◆ **MATERIAL FOR THIS EXERCISE**
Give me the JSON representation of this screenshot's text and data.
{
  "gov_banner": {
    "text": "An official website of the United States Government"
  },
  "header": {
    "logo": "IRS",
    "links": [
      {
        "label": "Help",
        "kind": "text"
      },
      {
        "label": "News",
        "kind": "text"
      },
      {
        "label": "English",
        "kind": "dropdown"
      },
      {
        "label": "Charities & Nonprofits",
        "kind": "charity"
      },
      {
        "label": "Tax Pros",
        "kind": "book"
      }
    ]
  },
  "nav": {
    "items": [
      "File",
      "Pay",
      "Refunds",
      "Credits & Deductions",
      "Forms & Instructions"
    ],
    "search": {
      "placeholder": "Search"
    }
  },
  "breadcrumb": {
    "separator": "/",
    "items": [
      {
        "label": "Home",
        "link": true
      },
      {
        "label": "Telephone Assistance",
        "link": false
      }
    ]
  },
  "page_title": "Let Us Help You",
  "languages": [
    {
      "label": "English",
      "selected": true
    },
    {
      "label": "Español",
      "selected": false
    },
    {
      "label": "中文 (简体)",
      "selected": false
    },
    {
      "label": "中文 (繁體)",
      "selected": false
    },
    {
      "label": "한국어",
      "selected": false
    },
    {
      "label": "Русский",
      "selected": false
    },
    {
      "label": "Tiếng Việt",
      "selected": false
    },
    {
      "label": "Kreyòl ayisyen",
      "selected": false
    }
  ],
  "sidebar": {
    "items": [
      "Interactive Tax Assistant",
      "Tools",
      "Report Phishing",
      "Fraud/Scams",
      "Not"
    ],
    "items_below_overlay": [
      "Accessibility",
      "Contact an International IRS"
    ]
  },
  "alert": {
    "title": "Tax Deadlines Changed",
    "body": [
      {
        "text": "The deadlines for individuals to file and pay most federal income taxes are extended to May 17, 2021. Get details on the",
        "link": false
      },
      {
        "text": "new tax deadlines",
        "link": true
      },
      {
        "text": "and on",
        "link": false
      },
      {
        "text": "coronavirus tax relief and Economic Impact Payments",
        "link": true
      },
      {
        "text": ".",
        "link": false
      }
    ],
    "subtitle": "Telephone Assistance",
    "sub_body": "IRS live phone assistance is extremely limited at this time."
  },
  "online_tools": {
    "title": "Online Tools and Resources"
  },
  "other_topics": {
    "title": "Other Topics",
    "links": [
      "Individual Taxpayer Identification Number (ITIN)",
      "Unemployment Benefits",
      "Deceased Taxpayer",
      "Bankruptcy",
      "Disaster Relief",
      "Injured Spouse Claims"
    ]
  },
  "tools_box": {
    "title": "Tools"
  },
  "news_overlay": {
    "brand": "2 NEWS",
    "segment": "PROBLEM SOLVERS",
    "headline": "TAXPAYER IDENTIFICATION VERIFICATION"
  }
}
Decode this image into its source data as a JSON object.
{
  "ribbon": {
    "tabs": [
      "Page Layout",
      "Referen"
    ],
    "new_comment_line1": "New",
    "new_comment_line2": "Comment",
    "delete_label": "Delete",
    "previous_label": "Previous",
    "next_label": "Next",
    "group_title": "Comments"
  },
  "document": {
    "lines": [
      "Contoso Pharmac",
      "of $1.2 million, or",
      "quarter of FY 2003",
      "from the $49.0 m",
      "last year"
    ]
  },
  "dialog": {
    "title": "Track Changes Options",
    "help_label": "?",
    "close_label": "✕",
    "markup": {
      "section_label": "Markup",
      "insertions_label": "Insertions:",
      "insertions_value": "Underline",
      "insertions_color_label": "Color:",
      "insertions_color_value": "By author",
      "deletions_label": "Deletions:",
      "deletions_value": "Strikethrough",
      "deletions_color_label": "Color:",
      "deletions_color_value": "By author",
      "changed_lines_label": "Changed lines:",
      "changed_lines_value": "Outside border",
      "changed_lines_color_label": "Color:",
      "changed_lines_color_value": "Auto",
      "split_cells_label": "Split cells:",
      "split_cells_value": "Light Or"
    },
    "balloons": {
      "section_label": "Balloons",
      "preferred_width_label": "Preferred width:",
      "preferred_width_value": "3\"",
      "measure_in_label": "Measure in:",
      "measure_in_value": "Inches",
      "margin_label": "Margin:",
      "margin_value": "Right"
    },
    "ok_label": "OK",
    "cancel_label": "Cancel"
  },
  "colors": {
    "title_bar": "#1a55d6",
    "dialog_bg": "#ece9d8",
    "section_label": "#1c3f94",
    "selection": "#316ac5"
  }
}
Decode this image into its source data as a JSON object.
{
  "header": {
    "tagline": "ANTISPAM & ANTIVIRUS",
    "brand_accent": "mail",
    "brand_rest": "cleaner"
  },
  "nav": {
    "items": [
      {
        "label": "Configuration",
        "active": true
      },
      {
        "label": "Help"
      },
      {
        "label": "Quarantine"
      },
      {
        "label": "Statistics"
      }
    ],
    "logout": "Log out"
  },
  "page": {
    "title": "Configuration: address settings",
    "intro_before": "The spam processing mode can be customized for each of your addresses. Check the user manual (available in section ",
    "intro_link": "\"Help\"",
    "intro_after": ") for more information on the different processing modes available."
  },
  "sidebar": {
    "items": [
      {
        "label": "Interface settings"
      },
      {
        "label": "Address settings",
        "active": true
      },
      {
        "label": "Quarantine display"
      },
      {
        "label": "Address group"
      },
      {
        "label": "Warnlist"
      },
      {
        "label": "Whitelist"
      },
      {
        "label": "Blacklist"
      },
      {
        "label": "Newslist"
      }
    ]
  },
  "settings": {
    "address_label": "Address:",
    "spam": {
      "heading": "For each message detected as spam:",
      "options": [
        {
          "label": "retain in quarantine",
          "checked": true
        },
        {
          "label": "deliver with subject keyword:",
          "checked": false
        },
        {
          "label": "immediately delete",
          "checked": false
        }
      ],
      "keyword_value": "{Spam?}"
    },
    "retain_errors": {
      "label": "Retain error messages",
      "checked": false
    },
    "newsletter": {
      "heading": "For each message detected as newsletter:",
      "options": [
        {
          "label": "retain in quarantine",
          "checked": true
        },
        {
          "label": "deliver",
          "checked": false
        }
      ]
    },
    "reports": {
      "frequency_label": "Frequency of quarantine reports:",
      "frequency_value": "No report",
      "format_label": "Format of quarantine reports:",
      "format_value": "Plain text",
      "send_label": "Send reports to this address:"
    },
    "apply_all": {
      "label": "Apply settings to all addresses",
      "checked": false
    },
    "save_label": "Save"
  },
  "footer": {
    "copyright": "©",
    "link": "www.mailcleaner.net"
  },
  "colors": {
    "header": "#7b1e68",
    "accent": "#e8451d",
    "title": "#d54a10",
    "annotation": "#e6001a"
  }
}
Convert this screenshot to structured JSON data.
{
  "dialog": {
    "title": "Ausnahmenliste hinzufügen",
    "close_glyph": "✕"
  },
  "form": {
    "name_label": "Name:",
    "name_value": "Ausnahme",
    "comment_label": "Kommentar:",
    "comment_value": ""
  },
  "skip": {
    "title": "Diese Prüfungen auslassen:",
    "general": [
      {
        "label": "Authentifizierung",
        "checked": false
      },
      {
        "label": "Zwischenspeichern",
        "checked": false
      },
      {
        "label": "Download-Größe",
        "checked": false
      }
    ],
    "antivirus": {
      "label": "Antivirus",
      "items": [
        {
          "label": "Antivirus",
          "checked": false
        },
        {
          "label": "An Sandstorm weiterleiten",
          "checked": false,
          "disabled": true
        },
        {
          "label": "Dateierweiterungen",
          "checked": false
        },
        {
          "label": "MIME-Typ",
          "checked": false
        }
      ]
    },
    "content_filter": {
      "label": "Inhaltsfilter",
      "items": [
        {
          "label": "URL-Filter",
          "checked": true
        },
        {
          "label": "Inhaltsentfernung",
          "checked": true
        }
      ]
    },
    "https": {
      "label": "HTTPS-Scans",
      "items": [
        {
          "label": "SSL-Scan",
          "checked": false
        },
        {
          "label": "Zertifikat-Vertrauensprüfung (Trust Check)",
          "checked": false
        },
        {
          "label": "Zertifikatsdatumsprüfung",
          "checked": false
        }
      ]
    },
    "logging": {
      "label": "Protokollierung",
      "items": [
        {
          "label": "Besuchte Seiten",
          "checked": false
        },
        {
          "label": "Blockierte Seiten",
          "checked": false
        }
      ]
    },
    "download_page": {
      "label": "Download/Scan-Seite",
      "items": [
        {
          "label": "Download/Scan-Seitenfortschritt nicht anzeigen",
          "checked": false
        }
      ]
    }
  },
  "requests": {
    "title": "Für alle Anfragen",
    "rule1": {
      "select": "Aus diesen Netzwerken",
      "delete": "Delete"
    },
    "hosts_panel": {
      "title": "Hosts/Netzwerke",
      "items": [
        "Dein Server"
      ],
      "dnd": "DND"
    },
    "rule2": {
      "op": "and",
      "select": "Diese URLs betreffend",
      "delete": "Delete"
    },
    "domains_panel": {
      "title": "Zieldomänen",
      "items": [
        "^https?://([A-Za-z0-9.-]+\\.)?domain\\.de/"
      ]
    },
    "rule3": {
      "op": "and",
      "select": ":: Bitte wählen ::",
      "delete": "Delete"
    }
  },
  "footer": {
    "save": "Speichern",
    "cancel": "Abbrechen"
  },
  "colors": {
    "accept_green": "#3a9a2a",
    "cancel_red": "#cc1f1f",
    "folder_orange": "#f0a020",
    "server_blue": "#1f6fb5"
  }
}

◆ **DIRECTIONS**
Count the lines of the listing above that include the word "each" and report the number by itself.

◆ **TASK SOLUTION**
3